- **YOUR TASK**
Find every line in the records below that contains the word "selected", and copy each such line.

┌──

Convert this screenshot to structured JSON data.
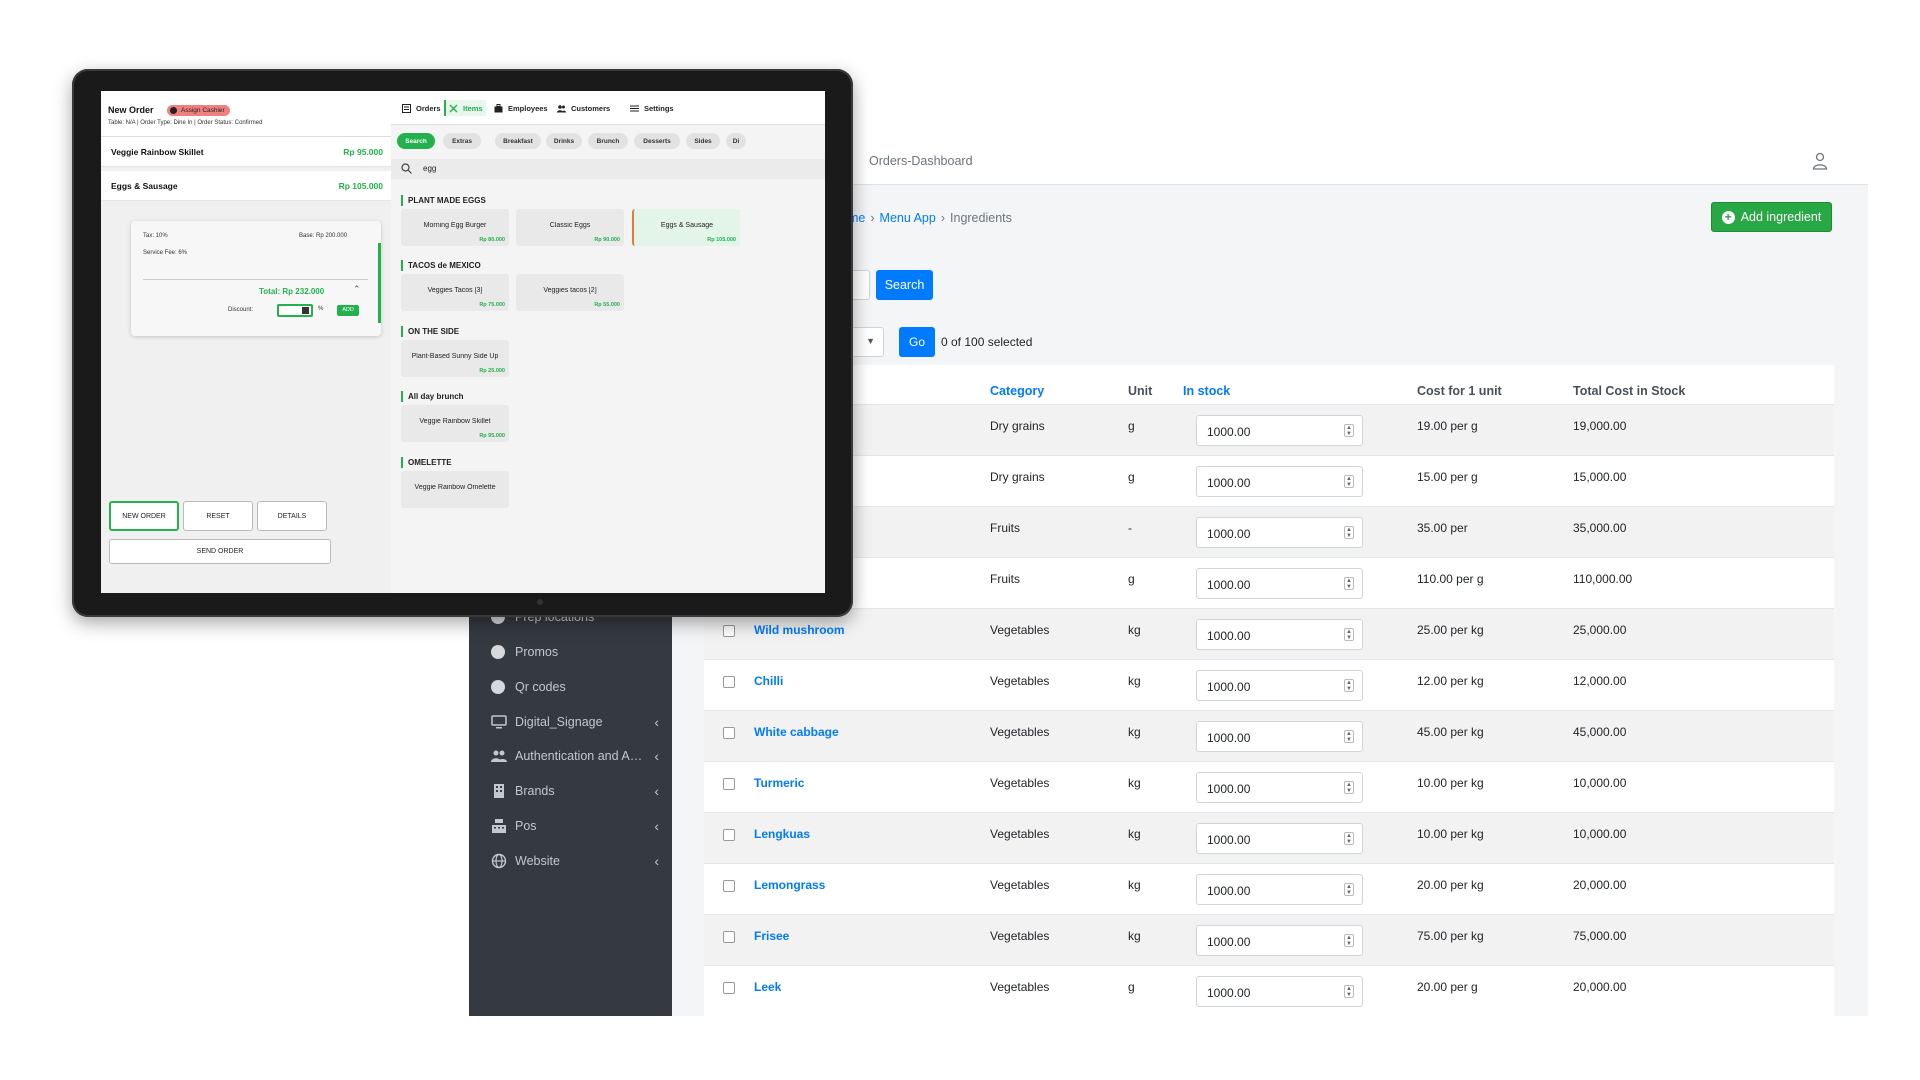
{
  "admin": {
    "topbar_title": "Orders-Dashboard",
    "breadcrumb": [
      "me",
      "Menu App",
      "Ingredients"
    ],
    "add_button": "Add ingredient",
    "search_button": "Search",
    "go_button": "Go",
    "selected_count": "0 of 100 selected",
    "sidebar": [
      {
        "label": "Prep locations",
        "icon": "circle-icon",
        "chevron": false
      },
      {
        "label": "Promos",
        "icon": "circle-icon",
        "chevron": false
      },
      {
        "label": "Qr codes",
        "icon": "circle-icon",
        "chevron": false
      },
      {
        "label": "Digital_Signage",
        "icon": "monitor-icon",
        "chevron": true
      },
      {
        "label": "Authentication and Authorization",
        "icon": "users-icon",
        "chevron": true
      },
      {
        "label": "Brands",
        "icon": "building-icon",
        "chevron": true
      },
      {
        "label": "Pos",
        "icon": "cash-register-icon",
        "chevron": true
      },
      {
        "label": "Website",
        "icon": "globe-icon",
        "chevron": true
      }
    ],
    "table": {
      "headers": [
        "Category",
        "Unit",
        "In stock",
        "Cost for 1 unit",
        "Total Cost in Stock"
      ],
      "rows": [
        {
          "name": "",
          "category": "Dry grains",
          "unit": "g",
          "stock": "1000.00",
          "cost": "19.00 per g",
          "total": "19,000.00"
        },
        {
          "name": "",
          "category": "Dry grains",
          "unit": "g",
          "stock": "1000.00",
          "cost": "15.00 per g",
          "total": "15,000.00"
        },
        {
          "name": "",
          "category": "Fruits",
          "unit": "-",
          "stock": "1000.00",
          "cost": "35.00 per",
          "total": "35,000.00"
        },
        {
          "name": "",
          "category": "Fruits",
          "unit": "g",
          "stock": "1000.00",
          "cost": "110.00 per g",
          "total": "110,000.00"
        },
        {
          "name": "Wild mushroom",
          "category": "Vegetables",
          "unit": "kg",
          "stock": "1000.00",
          "cost": "25.00 per kg",
          "total": "25,000.00"
        },
        {
          "name": "Chilli",
          "category": "Vegetables",
          "unit": "kg",
          "stock": "1000.00",
          "cost": "12.00 per kg",
          "total": "12,000.00"
        },
        {
          "name": "White cabbage",
          "category": "Vegetables",
          "unit": "kg",
          "stock": "1000.00",
          "cost": "45.00 per kg",
          "total": "45,000.00"
        },
        {
          "name": "Turmeric",
          "category": "Vegetables",
          "unit": "kg",
          "stock": "1000.00",
          "cost": "10.00 per kg",
          "total": "10,000.00"
        },
        {
          "name": "Lengkuas",
          "category": "Vegetables",
          "unit": "kg",
          "stock": "1000.00",
          "cost": "10.00 per kg",
          "total": "10,000.00"
        },
        {
          "name": "Lemongrass",
          "category": "Vegetables",
          "unit": "kg",
          "stock": "1000.00",
          "cost": "20.00 per kg",
          "total": "20,000.00"
        },
        {
          "name": "Frisee",
          "category": "Vegetables",
          "unit": "kg",
          "stock": "1000.00",
          "cost": "75.00 per kg",
          "total": "75,000.00"
        },
        {
          "name": "Leek",
          "category": "Vegetables",
          "unit": "g",
          "stock": "1000.00",
          "cost": "20.00 per g",
          "total": "20,000.00"
        }
      ]
    }
  },
  "pos": {
    "order_title": "New Order",
    "assign_badge": "Assign Cashier",
    "order_meta": "Table: N/A | Order Type: Dine In | Order Status: Confirmed",
    "lines": [
      {
        "name": "Veggie Rainbow Skillet",
        "price": "Rp 95.000"
      },
      {
        "name": "Eggs & Sausage",
        "price": "Rp 105.000"
      }
    ],
    "summary": {
      "tax": "Tax: 10%",
      "base": "Base: Rp 200.000",
      "service_fee": "Service Fee: 6%",
      "total": "Total: Rp 232.000",
      "discount_label": "Discount:",
      "percent": "%",
      "add": "ADD"
    },
    "buttons": {
      "new_order": "NEW ORDER",
      "reset": "RESET",
      "details": "DETAILS",
      "send_order": "SEND ORDER"
    },
    "nav": [
      "Orders",
      "Items",
      "Employees",
      "Customers",
      "Settings"
    ],
    "categories": [
      "Search",
      "Extras",
      "Breakfast",
      "Drinks",
      "Brunch",
      "Desserts",
      "Sides",
      "Di"
    ],
    "search_query": "egg",
    "sections": [
      {
        "title": "PLANT MADE EGGS",
        "items": [
          {
            "name": "Morning Egg Burger",
            "price": "Rp 80.000"
          },
          {
            "name": "Classic Eggs",
            "price": "Rp 90.000"
          },
          {
            "name": "Eggs & Sausage",
            "price": "Rp 105.000"
          }
        ]
      },
      {
        "title": "TACOS de MEXICO",
        "items": [
          {
            "name": "Veggies Tacos [3]",
            "price": "Rp 75.000"
          },
          {
            "name": "Veggies tacos [2]",
            "price": "Rp 55.000"
          }
        ]
      },
      {
        "title": "ON THE SIDE",
        "items": [
          {
            "name": "Plant-Based Sunny Side Up",
            "price": "Rp 25.000"
          }
        ]
      },
      {
        "title": "All day brunch",
        "items": [
          {
            "name": "Veggie Rainbow Skillet",
            "price": "Rp 95.000"
          }
        ]
      },
      {
        "title": "OMELETTE",
        "items": [
          {
            "name": "Veggie Rainbow Omelette",
            "price": ""
          }
        ]
      }
    ]
  }
}
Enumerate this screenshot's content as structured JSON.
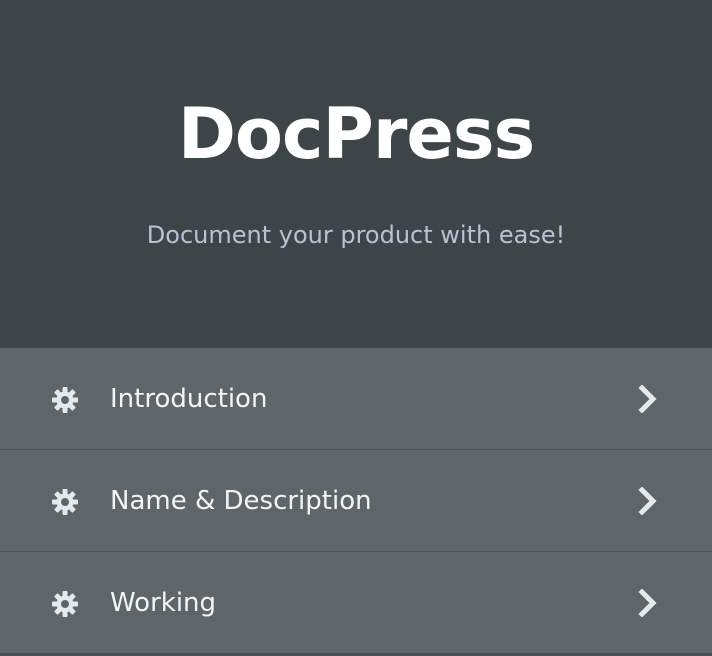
{
  "hero": {
    "title": "DocPress",
    "subtitle": "Document your product with ease!"
  },
  "menu": {
    "items": [
      {
        "label": "Introduction",
        "icon": "gear-icon",
        "trailing_icon": "chevron-right-icon"
      },
      {
        "label": "Name & Description",
        "icon": "gear-icon",
        "trailing_icon": "chevron-right-icon"
      },
      {
        "label": "Working",
        "icon": "gear-icon",
        "trailing_icon": "chevron-right-icon"
      }
    ]
  },
  "colors": {
    "hero_bg": "#3e4548",
    "menu_bg": "#5e6669",
    "title": "#ffffff",
    "subtitle": "#b7c2d3",
    "item_text": "#f2f4f5",
    "icon": "#e6e9eb",
    "divider": "#4e5558"
  }
}
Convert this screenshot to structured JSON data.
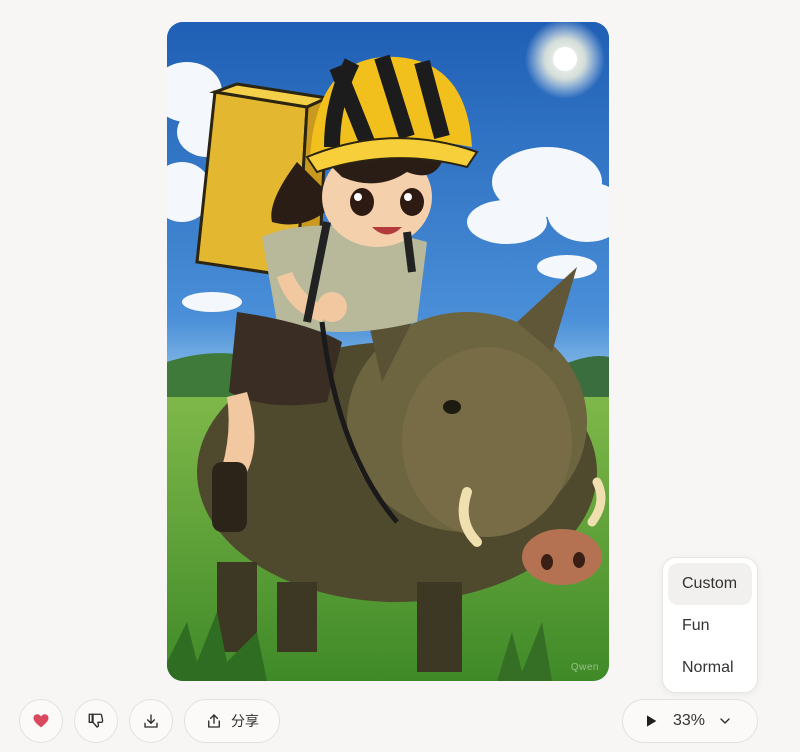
{
  "image": {
    "alt": "Anime girl in yellow-black striped helmet riding a wild boar through a meadow",
    "watermark": "Qwen"
  },
  "actions": {
    "like_icon": "heart-icon",
    "dislike_icon": "thumbs-down-icon",
    "download_icon": "download-icon",
    "share_icon": "share-icon",
    "share_label": "分享"
  },
  "player": {
    "play_icon": "play-icon",
    "progress": "33%",
    "dropdown_icon": "chevron-down-icon"
  },
  "voice_menu": {
    "items": [
      "Custom",
      "Fun",
      "Normal"
    ],
    "selected": "Custom"
  },
  "colors": {
    "like_heart": "#d9485f",
    "background": "#f7f6f4"
  }
}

└──

- **REPLY TO THE TASK**
    "selected_count": "0 of 100 selected",
    "selected": "Custom"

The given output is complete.